Data for this exercise:
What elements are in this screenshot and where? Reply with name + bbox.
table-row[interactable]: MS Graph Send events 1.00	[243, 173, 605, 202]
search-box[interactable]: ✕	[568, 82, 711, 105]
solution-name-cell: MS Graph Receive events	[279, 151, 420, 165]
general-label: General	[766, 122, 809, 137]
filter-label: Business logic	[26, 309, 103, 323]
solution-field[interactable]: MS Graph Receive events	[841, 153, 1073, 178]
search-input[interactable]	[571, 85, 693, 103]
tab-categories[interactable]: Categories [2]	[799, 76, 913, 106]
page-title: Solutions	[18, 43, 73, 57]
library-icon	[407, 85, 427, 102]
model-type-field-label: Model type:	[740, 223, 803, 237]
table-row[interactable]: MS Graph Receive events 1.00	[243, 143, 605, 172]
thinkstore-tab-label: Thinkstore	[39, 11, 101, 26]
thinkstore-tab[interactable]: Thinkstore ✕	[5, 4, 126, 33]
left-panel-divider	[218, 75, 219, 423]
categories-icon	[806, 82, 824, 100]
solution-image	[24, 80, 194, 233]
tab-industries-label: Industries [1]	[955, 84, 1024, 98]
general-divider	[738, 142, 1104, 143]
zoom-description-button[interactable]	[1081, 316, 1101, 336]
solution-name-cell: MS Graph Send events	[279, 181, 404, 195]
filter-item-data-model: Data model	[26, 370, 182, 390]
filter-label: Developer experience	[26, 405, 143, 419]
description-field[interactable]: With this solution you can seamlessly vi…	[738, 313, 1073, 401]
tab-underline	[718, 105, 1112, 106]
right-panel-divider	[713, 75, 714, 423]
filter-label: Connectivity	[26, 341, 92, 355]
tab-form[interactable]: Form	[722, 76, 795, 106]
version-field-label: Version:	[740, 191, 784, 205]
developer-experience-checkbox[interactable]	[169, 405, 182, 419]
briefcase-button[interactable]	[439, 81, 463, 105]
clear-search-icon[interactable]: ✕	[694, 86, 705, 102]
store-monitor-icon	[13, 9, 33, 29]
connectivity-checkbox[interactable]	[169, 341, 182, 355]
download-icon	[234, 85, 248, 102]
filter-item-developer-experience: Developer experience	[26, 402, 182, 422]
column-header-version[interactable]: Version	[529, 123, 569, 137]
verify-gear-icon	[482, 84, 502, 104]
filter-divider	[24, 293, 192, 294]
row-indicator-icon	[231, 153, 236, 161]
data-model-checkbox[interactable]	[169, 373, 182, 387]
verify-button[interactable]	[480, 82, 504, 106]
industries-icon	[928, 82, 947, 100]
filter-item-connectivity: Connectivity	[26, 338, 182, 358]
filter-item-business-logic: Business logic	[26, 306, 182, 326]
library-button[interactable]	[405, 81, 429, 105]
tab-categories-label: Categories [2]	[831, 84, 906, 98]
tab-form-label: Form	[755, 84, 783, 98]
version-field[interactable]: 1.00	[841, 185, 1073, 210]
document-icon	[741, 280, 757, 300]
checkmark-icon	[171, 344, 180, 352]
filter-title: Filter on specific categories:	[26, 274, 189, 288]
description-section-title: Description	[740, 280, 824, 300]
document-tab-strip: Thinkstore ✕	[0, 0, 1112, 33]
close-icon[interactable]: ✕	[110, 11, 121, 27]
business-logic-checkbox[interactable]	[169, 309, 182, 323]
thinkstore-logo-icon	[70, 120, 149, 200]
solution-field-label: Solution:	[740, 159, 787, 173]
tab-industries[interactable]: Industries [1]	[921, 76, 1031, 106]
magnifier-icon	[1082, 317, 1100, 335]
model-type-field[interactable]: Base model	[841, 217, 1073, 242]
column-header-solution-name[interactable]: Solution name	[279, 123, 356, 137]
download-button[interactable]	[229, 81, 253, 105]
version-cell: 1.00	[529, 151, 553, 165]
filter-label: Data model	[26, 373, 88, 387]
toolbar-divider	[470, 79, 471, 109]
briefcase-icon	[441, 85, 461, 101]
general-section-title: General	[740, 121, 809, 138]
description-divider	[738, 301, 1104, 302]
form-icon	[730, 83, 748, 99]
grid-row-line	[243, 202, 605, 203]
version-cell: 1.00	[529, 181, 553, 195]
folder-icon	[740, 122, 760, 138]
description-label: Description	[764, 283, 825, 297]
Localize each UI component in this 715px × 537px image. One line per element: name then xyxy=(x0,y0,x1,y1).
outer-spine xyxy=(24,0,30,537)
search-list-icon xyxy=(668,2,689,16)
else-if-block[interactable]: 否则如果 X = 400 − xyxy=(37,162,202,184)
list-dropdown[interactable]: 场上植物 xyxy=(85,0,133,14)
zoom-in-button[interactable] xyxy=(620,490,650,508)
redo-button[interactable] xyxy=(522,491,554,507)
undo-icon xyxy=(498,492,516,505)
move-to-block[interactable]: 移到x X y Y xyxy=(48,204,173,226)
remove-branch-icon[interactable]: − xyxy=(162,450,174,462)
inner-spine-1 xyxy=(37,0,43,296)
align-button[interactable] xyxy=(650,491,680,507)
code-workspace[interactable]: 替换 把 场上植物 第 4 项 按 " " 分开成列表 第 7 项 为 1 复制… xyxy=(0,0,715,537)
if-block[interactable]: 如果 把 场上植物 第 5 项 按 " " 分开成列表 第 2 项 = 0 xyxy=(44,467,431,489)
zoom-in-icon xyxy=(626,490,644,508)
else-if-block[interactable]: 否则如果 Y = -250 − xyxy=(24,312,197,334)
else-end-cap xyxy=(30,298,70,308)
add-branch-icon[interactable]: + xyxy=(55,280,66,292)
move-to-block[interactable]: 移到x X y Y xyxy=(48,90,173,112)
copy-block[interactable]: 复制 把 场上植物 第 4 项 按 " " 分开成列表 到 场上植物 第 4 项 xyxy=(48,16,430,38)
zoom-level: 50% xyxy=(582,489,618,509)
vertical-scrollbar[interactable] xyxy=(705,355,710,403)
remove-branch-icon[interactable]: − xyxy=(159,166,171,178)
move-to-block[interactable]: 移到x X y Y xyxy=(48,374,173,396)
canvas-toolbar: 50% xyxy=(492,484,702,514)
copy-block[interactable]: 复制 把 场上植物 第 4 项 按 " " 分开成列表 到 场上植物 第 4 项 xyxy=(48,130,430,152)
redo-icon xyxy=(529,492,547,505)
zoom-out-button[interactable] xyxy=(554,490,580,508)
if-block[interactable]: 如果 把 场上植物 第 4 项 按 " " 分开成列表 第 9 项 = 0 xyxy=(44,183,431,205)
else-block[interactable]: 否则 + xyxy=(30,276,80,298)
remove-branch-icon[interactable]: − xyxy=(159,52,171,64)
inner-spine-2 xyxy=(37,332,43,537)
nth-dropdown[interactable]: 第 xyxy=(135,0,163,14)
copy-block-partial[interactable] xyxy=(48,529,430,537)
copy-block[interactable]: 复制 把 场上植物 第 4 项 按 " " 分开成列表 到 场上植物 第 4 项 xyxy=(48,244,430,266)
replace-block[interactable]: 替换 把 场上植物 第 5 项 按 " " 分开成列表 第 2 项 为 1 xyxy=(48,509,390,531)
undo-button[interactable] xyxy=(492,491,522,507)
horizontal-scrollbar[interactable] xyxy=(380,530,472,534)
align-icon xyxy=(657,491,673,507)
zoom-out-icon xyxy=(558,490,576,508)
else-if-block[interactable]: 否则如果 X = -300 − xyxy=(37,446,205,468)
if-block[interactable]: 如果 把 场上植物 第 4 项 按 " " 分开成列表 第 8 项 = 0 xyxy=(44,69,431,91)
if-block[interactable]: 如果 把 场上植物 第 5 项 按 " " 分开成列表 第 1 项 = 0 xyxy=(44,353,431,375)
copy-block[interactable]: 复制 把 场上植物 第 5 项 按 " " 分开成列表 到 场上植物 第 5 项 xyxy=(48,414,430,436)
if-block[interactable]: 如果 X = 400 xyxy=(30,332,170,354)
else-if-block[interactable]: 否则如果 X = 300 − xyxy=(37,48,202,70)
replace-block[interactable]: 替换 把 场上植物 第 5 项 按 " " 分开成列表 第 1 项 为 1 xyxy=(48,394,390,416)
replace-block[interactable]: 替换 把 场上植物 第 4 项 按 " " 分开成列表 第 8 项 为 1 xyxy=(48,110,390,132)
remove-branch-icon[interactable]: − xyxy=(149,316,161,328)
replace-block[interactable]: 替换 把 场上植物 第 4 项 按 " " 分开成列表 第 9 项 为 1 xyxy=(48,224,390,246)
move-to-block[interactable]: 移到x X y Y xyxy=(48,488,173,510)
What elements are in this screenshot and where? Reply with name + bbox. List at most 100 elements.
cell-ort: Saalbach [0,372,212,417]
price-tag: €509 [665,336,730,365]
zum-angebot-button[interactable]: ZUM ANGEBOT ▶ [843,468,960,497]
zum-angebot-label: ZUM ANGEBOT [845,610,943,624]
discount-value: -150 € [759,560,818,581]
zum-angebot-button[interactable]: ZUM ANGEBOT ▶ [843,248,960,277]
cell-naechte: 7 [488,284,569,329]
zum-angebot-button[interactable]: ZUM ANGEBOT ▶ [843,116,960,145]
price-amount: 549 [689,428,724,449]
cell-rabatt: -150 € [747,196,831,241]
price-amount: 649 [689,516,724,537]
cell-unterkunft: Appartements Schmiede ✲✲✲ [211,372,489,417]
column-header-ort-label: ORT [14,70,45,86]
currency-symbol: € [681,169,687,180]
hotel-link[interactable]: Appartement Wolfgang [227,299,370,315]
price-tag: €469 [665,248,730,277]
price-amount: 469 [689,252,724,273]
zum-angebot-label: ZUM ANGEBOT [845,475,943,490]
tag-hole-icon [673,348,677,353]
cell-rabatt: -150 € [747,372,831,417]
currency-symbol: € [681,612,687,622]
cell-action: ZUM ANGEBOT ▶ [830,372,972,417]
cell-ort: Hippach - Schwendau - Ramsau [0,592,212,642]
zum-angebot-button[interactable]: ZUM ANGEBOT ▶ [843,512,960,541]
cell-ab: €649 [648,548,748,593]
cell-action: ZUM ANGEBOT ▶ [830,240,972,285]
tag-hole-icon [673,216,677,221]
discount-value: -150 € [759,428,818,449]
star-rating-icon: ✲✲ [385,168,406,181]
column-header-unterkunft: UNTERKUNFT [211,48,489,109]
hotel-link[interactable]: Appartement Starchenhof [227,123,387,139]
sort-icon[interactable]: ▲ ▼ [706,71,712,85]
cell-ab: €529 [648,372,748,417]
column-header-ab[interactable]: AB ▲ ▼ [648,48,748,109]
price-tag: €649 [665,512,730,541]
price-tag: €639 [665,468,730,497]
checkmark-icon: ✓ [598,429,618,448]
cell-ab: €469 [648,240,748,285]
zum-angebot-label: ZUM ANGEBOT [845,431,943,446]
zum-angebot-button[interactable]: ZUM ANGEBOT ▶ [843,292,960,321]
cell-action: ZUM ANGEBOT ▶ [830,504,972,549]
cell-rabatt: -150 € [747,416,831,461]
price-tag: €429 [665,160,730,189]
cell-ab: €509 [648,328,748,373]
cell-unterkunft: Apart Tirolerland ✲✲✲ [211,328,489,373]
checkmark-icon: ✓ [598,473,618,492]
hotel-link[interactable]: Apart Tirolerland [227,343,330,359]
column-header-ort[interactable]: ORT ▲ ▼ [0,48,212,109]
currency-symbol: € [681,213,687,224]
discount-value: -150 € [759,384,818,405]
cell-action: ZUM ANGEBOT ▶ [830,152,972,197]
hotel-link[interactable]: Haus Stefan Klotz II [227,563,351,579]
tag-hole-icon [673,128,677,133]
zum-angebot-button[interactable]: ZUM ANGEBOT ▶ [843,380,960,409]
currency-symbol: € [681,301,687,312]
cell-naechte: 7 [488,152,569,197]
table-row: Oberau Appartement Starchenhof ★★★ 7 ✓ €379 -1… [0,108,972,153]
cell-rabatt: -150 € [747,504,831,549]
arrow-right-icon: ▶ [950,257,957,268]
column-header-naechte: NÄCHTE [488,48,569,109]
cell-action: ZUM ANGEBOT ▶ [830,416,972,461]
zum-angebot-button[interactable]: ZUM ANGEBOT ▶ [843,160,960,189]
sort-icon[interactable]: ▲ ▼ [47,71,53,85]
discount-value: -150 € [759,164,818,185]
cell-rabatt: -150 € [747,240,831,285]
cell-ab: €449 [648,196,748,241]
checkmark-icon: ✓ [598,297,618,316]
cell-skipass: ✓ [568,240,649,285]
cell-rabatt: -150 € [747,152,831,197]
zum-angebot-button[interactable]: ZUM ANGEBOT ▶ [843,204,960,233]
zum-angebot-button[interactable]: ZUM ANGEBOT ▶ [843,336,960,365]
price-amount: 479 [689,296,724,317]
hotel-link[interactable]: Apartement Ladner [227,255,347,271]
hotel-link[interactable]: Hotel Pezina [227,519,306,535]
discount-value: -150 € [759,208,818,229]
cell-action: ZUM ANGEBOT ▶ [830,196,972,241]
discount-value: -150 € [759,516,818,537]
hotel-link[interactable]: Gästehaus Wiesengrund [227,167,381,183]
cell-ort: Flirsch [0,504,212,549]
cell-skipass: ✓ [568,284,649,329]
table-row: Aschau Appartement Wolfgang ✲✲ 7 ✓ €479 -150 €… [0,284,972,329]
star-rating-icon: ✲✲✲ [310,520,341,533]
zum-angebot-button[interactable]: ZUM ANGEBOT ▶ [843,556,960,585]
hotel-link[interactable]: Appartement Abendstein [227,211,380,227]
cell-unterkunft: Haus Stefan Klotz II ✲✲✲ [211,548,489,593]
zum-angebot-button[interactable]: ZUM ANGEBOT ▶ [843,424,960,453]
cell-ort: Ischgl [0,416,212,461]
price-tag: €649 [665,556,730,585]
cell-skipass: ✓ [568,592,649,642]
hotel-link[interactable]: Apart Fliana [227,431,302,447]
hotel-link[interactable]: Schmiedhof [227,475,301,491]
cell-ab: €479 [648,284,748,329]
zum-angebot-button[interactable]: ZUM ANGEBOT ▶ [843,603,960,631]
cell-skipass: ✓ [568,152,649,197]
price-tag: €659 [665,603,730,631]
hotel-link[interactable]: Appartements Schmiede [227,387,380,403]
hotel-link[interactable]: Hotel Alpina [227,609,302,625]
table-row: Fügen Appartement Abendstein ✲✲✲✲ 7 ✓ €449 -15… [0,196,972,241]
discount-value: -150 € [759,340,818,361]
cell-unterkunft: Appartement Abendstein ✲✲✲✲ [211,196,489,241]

Short exercise: Copy the data above without any change, from its first line through the line that contains "105, 1112, 106]", with both ends included.

Answer:
What elements are in this screenshot and where? Reply with name + bbox.
table-row[interactable]: MS Graph Send events 1.00	[243, 173, 605, 202]
search-box[interactable]: ✕	[568, 82, 711, 105]
solution-name-cell: MS Graph Receive events	[279, 151, 420, 165]
general-label: General	[766, 122, 809, 137]
filter-label: Business logic	[26, 309, 103, 323]
solution-field[interactable]: MS Graph Receive events	[841, 153, 1073, 178]
search-input[interactable]	[571, 85, 693, 103]
tab-categories[interactable]: Categories [2]	[799, 76, 913, 106]
page-title: Solutions	[18, 43, 73, 57]
library-icon	[407, 85, 427, 102]
model-type-field-label: Model type:	[740, 223, 803, 237]
table-row[interactable]: MS Graph Receive events 1.00	[243, 143, 605, 172]
thinkstore-tab-label: Thinkstore	[39, 11, 101, 26]
thinkstore-tab[interactable]: Thinkstore ✕	[5, 4, 126, 33]
left-panel-divider	[218, 75, 219, 423]
categories-icon	[806, 82, 824, 100]
solution-image	[24, 80, 194, 233]
tab-industries-label: Industries [1]	[955, 84, 1024, 98]
general-divider	[738, 142, 1104, 143]
zoom-description-button[interactable]	[1081, 316, 1101, 336]
solution-name-cell: MS Graph Send events	[279, 181, 404, 195]
filter-item-data-model: Data model	[26, 370, 182, 390]
filter-label: Developer experience	[26, 405, 143, 419]
description-field[interactable]: With this solution you can seamlessly vi…	[738, 313, 1073, 401]
tab-underline	[718, 105, 1112, 106]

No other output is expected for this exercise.